**EXERCISE GOAL**
Locate every line below that contains the word "mining" and copy it.

=== DATA LINES ===

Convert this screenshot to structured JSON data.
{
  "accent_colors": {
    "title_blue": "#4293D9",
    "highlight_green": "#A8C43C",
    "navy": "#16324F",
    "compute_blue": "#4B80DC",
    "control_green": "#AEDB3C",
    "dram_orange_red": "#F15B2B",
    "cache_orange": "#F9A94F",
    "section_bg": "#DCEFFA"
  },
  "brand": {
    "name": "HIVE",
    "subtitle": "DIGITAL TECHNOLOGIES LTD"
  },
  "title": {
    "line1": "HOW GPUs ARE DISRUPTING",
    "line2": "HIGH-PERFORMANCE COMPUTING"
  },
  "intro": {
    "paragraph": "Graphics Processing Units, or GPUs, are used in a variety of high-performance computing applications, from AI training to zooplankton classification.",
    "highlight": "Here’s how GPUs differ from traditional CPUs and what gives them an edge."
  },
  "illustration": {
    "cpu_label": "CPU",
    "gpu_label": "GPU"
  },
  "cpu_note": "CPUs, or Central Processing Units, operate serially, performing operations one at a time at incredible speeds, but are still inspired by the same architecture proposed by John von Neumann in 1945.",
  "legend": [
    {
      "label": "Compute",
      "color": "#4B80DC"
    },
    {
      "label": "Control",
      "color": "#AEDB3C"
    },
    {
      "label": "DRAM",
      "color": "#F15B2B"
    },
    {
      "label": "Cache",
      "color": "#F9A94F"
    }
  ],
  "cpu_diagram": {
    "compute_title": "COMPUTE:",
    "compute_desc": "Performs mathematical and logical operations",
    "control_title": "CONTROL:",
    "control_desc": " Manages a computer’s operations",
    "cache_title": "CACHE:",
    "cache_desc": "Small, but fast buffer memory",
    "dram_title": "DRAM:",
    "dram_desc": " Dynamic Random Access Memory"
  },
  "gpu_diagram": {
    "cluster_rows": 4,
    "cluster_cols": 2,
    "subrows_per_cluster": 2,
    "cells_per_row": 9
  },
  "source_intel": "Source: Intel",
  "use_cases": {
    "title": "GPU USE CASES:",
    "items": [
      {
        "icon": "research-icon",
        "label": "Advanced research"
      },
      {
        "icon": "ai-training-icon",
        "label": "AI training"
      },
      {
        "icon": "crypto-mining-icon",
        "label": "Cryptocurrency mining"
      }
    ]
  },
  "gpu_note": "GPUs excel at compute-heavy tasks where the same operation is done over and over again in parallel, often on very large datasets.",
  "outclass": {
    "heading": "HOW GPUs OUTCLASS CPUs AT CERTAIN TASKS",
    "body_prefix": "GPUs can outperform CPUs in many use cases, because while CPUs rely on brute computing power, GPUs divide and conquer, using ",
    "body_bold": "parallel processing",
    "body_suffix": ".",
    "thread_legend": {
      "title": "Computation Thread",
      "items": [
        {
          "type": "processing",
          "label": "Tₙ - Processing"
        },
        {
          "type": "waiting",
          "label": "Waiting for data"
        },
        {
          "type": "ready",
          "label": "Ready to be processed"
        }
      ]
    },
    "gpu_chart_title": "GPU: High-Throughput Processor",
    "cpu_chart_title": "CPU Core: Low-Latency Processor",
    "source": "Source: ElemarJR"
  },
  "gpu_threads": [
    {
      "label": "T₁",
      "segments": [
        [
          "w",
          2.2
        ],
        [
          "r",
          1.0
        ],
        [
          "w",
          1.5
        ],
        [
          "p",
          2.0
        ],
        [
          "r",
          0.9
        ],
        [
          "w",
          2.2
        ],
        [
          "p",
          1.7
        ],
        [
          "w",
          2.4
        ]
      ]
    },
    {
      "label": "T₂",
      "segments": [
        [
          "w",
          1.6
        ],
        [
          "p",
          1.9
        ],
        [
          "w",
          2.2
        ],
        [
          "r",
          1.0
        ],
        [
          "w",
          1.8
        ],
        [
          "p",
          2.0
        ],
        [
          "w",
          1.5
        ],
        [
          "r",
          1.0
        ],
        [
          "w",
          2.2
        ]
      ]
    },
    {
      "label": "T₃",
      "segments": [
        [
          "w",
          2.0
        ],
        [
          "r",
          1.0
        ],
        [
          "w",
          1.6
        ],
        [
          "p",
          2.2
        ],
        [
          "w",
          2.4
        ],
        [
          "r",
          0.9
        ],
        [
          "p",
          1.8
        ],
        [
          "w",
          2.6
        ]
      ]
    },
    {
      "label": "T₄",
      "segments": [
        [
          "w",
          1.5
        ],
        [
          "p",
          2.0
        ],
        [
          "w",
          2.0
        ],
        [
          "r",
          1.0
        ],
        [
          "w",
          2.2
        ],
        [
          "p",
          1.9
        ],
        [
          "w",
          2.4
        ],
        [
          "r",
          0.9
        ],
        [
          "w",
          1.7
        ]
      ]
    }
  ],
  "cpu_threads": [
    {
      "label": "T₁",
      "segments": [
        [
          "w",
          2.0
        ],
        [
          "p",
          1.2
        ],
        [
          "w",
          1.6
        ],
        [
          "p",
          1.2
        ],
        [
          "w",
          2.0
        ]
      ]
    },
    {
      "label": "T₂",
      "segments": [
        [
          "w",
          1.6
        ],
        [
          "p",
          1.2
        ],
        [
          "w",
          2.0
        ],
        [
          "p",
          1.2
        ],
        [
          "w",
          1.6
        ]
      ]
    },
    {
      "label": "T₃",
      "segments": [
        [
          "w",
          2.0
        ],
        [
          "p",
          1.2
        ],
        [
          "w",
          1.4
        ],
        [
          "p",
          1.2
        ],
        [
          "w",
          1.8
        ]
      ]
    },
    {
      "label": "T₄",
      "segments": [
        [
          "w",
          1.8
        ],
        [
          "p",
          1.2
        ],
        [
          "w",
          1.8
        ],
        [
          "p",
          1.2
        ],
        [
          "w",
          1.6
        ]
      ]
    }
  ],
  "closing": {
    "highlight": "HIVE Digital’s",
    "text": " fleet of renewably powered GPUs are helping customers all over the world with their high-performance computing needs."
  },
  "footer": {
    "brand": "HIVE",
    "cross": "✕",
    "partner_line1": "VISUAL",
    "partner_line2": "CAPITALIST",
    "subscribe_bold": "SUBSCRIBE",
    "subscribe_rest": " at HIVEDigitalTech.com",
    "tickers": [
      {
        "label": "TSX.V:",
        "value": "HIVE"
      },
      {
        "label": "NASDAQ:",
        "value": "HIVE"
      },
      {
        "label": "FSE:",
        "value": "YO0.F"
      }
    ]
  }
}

===

**EXERCISE RESULT**
        "icon": "crypto-mining-icon",
        "label": "Cryptocurrency mining"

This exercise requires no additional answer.